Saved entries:
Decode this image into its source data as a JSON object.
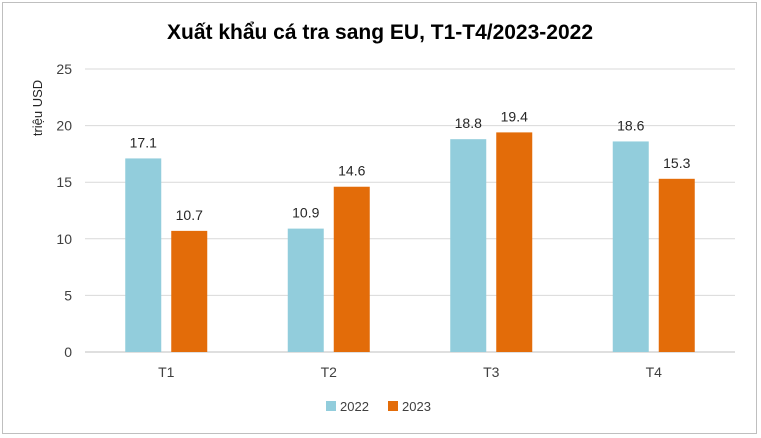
{
  "chart_data": {
    "type": "bar",
    "title": "Xuất khẩu cá tra sang EU, T1-T4/2023-2022",
    "ylabel": "triệu USD",
    "xlabel": "",
    "categories": [
      "T1",
      "T2",
      "T3",
      "T4"
    ],
    "series": [
      {
        "name": "2022",
        "values": [
          17.1,
          10.9,
          18.8,
          18.6
        ],
        "color": "#92cddc"
      },
      {
        "name": "2023",
        "values": [
          10.7,
          14.6,
          19.4,
          15.3
        ],
        "color": "#e36c09"
      }
    ],
    "ylim": [
      0,
      25
    ],
    "yticks": [
      0,
      5,
      10,
      15,
      20,
      25
    ],
    "grid": true,
    "legend": "bottom"
  }
}
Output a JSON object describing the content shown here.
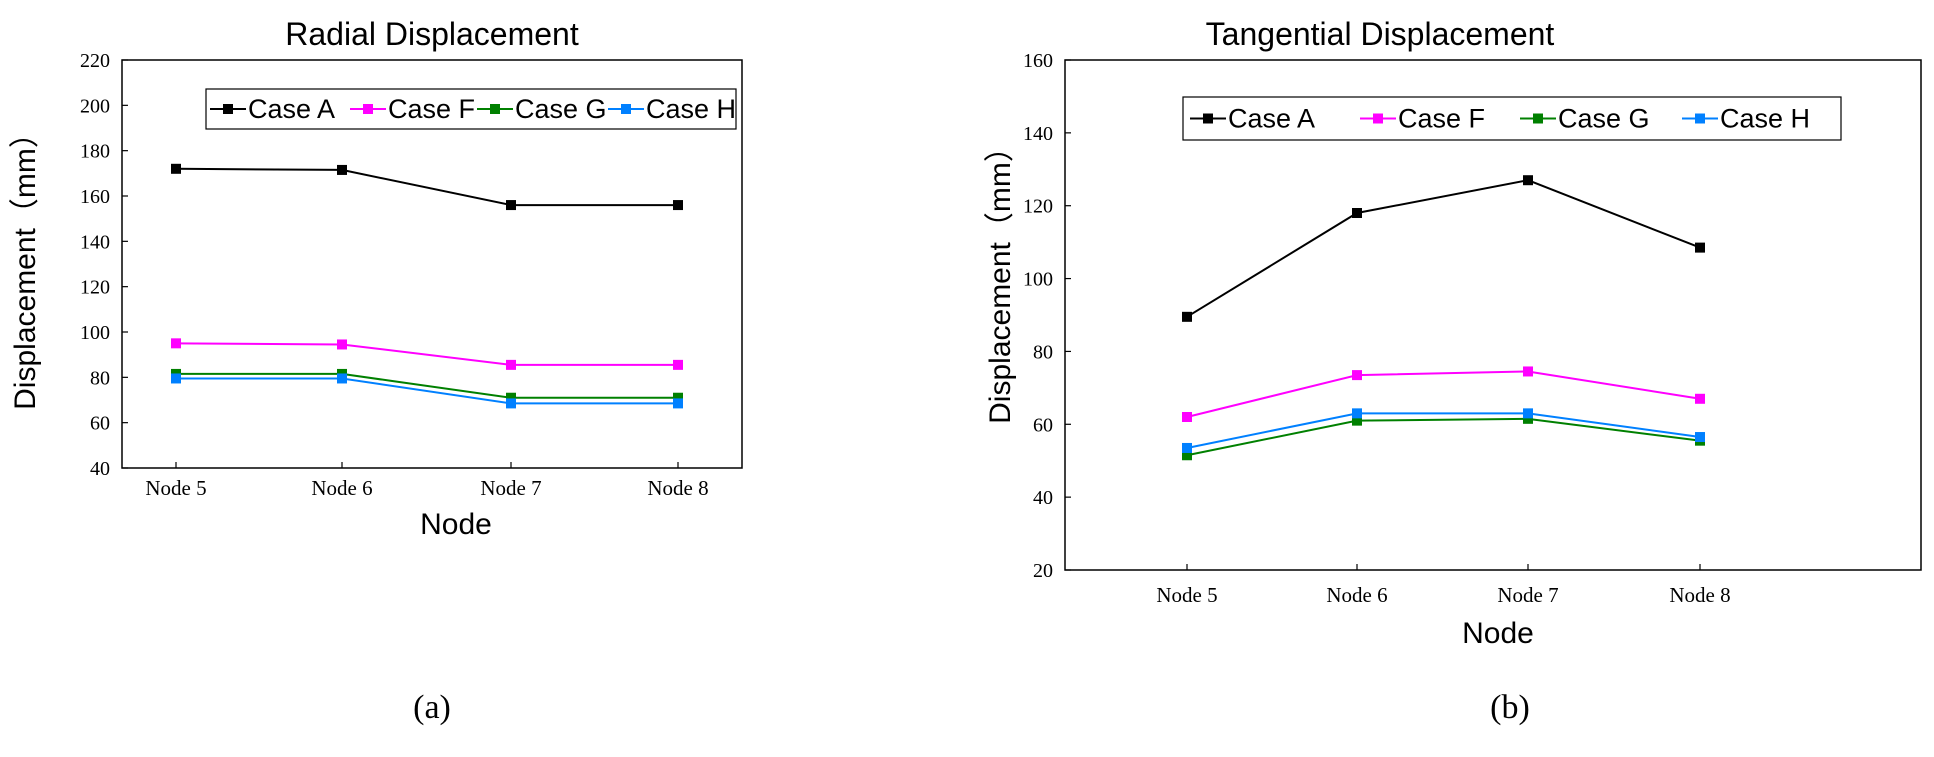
{
  "chart_data": [
    {
      "type": "line",
      "title": "Radial Displacement",
      "xlabel": "Node",
      "ylabel": "Displacement（mm）",
      "ylim": [
        40,
        220
      ],
      "yticks": [
        40,
        60,
        80,
        100,
        120,
        140,
        160,
        180,
        200,
        220
      ],
      "categories": [
        "Node 5",
        "Node 6",
        "Node 7",
        "Node 8"
      ],
      "legend_position": "top",
      "sublabel": "(a)",
      "series": [
        {
          "name": "Case A",
          "color": "#000000",
          "values": [
            172,
            171.5,
            156,
            156
          ]
        },
        {
          "name": "Case F",
          "color": "#ff00ff",
          "values": [
            95,
            94.5,
            85.5,
            85.5
          ]
        },
        {
          "name": "Case G",
          "color": "#008000",
          "values": [
            81.5,
            81.5,
            71,
            71
          ]
        },
        {
          "name": "Case H",
          "color": "#0080ff",
          "values": [
            79.5,
            79.5,
            68.5,
            68.5
          ]
        }
      ]
    },
    {
      "type": "line",
      "title": "Tangential Displacement",
      "xlabel": "Node",
      "ylabel": "Displacement（mm）",
      "ylim": [
        20,
        160
      ],
      "yticks": [
        20,
        40,
        60,
        80,
        100,
        120,
        140,
        160
      ],
      "categories": [
        "Node 5",
        "Node 6",
        "Node 7",
        "Node 8"
      ],
      "legend_position": "top",
      "sublabel": "(b)",
      "series": [
        {
          "name": "Case A",
          "color": "#000000",
          "values": [
            89.5,
            118,
            127,
            108.5
          ]
        },
        {
          "name": "Case F",
          "color": "#ff00ff",
          "values": [
            62,
            73.5,
            74.5,
            67
          ]
        },
        {
          "name": "Case G",
          "color": "#008000",
          "values": [
            51.5,
            61,
            61.5,
            55.5
          ]
        },
        {
          "name": "Case H",
          "color": "#0080ff",
          "values": [
            53.5,
            63,
            63,
            56.5
          ]
        }
      ]
    }
  ]
}
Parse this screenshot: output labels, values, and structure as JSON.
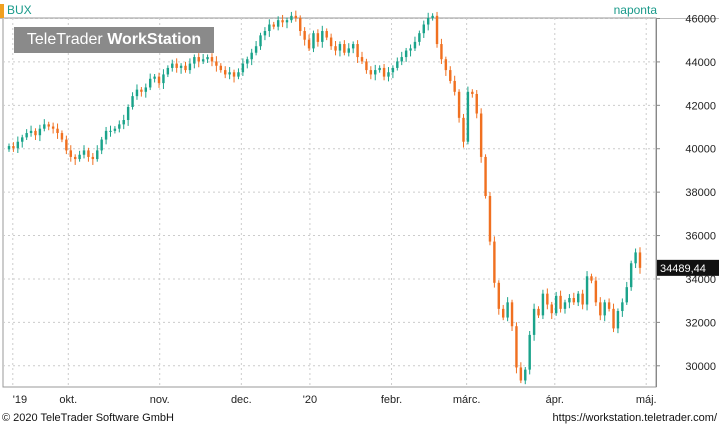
{
  "header": {
    "symbol": "BUX",
    "period": "naponta"
  },
  "watermark": {
    "brand_regular": "TeleTrader ",
    "brand_bold": "WorkStation"
  },
  "footer": {
    "copyright": "© 2020 TeleTrader Software GmbH",
    "url": "https://workstation.teletrader.com/"
  },
  "colors": {
    "up": "#1aa38a",
    "down": "#f07020",
    "accent": "#f0a020",
    "grid": "#cccccc"
  },
  "chart_data": {
    "type": "candlestick",
    "title": "BUX",
    "ylim": [
      29000,
      46000
    ],
    "y_ticks": [
      30000,
      32000,
      34000,
      36000,
      38000,
      40000,
      42000,
      44000,
      46000
    ],
    "x_labels": [
      "'19",
      "okt.",
      "nov.",
      "dec.",
      "'20",
      "febr.",
      "márc.",
      "ápr.",
      "máj."
    ],
    "last_value_label": "34489,44",
    "last_value": 34489.44,
    "grid": true,
    "series": [
      {
        "name": "BUX",
        "close": [
          40100,
          40000,
          40300,
          40500,
          40700,
          40800,
          40600,
          40900,
          41100,
          41000,
          40900,
          40700,
          40400,
          39900,
          39600,
          39500,
          39700,
          39900,
          39600,
          39500,
          39900,
          40400,
          40800,
          40800,
          40900,
          41100,
          41300,
          41900,
          42400,
          42700,
          42600,
          42800,
          43200,
          43300,
          43000,
          43400,
          43700,
          43900,
          43700,
          43800,
          43600,
          43900,
          44200,
          44000,
          44100,
          44200,
          44000,
          43800,
          43600,
          43400,
          43500,
          43300,
          43500,
          43900,
          44100,
          44400,
          44700,
          45200,
          45400,
          45700,
          45600,
          45900,
          45800,
          45900,
          46100,
          46000,
          45400,
          45000,
          44600,
          45300,
          44900,
          45400,
          45100,
          44700,
          44500,
          44800,
          44400,
          44600,
          44800,
          44200,
          44000,
          43600,
          43400,
          43600,
          43700,
          43300,
          43500,
          43700,
          44000,
          44200,
          44500,
          44600,
          44900,
          45300,
          45700,
          46000,
          46100,
          44800,
          44100,
          43600,
          43100,
          42600,
          41400,
          40300,
          42600,
          42500,
          41600,
          39600,
          37800,
          35700,
          33800,
          32600,
          32200,
          32900,
          31800,
          29900,
          29300,
          29800,
          31400,
          32600,
          32300,
          33300,
          32800,
          32400,
          33200,
          32600,
          32900,
          33100,
          32900,
          33300,
          32800,
          34100,
          33900,
          32900,
          32300,
          32900,
          32600,
          31700,
          32500,
          32900,
          33600,
          34700,
          35200,
          34489.44
        ]
      }
    ]
  }
}
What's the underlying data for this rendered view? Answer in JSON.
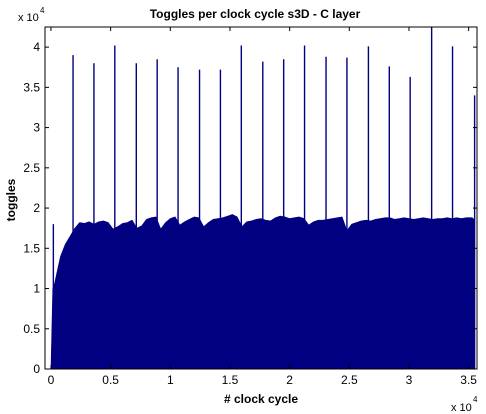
{
  "chart_data": {
    "type": "area",
    "title": "Toggles per clock cycle s3D - C layer",
    "xlabel": "# clock cycle",
    "ylabel": "toggles",
    "xlim": [
      -500,
      35700
    ],
    "ylim": [
      0,
      42500
    ],
    "x_ticks": [
      0,
      5000,
      10000,
      15000,
      20000,
      25000,
      30000,
      35000
    ],
    "x_tick_labels": [
      "0",
      "0.5",
      "1",
      "1.5",
      "2",
      "2.5",
      "3",
      "3.5"
    ],
    "y_ticks": [
      0,
      5000,
      10000,
      15000,
      20000,
      25000,
      30000,
      35000,
      40000
    ],
    "y_tick_labels": [
      "0",
      "0.5",
      "1",
      "1.5",
      "2",
      "2.5",
      "3",
      "3.5",
      "4"
    ],
    "x_exponent": {
      "base": "x 10",
      "power": "4"
    },
    "y_exponent": {
      "base": "x 10",
      "power": "4"
    },
    "grid": false,
    "fill_color": "#000080",
    "series": [
      {
        "baseline": {
          "x": [
            0,
            150,
            300,
            500,
            800,
            1200,
            1600,
            2000,
            2400,
            2800,
            3200,
            3600,
            4000,
            4400,
            4800,
            5200,
            5600,
            6000,
            6400,
            6800,
            7200,
            7600,
            8000,
            8400,
            8800,
            9200,
            9600,
            10000,
            10400,
            10800,
            11200,
            11600,
            12000,
            12400,
            12800,
            13200,
            13600,
            14000,
            14400,
            14800,
            15200,
            15600,
            16000,
            16400,
            16800,
            17200,
            17600,
            18000,
            18400,
            18800,
            19200,
            19600,
            20000,
            20400,
            20800,
            21200,
            21600,
            22000,
            22400,
            22800,
            23200,
            23600,
            24000,
            24400,
            24800,
            25200,
            25600,
            26000,
            26400,
            26800,
            27200,
            27600,
            28000,
            28400,
            28800,
            29200,
            29600,
            30000,
            30400,
            30800,
            31200,
            31600,
            32000,
            32400,
            32800,
            33200,
            33600,
            34000,
            34400,
            34800,
            35100,
            35300,
            35500
          ],
          "y": [
            0,
            10000,
            10600,
            12000,
            14000,
            15500,
            16500,
            17500,
            18200,
            18100,
            18300,
            18000,
            18300,
            18400,
            18200,
            17400,
            17700,
            18100,
            18200,
            18500,
            17500,
            17800,
            18600,
            18800,
            18900,
            17400,
            18200,
            18700,
            18900,
            17900,
            18300,
            18600,
            18900,
            18800,
            17700,
            18200,
            18600,
            18700,
            18800,
            19000,
            19200,
            18900,
            17700,
            18300,
            18400,
            18600,
            18700,
            18500,
            18400,
            18800,
            19000,
            18900,
            18700,
            18800,
            18900,
            18700,
            17900,
            18300,
            18500,
            18500,
            18600,
            18700,
            18800,
            18900,
            17200,
            18000,
            18200,
            18400,
            18500,
            18400,
            18600,
            18700,
            18800,
            18800,
            18600,
            18700,
            18800,
            18700,
            18600,
            18700,
            18800,
            18700,
            18600,
            18700,
            18700,
            18800,
            18700,
            18800,
            18700,
            18800,
            18800,
            18800,
            18500
          ]
        },
        "spikes": {
          "x": [
            200,
            1850,
            3600,
            5350,
            7150,
            8900,
            10650,
            12450,
            14200,
            15950,
            17750,
            19500,
            21250,
            23050,
            24800,
            26600,
            28350,
            30100,
            31900,
            33650,
            35500
          ],
          "y": [
            18000,
            39000,
            38000,
            40200,
            38000,
            38500,
            37500,
            37200,
            37200,
            40200,
            38200,
            38500,
            40200,
            38800,
            38700,
            40100,
            37600,
            36300,
            42500,
            40100,
            34000
          ]
        }
      }
    ]
  }
}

◆ **Exercise aim**
State how many lines of the entries above include the word "xlabel", offering no text other than the number.

◆ **Task solution**
4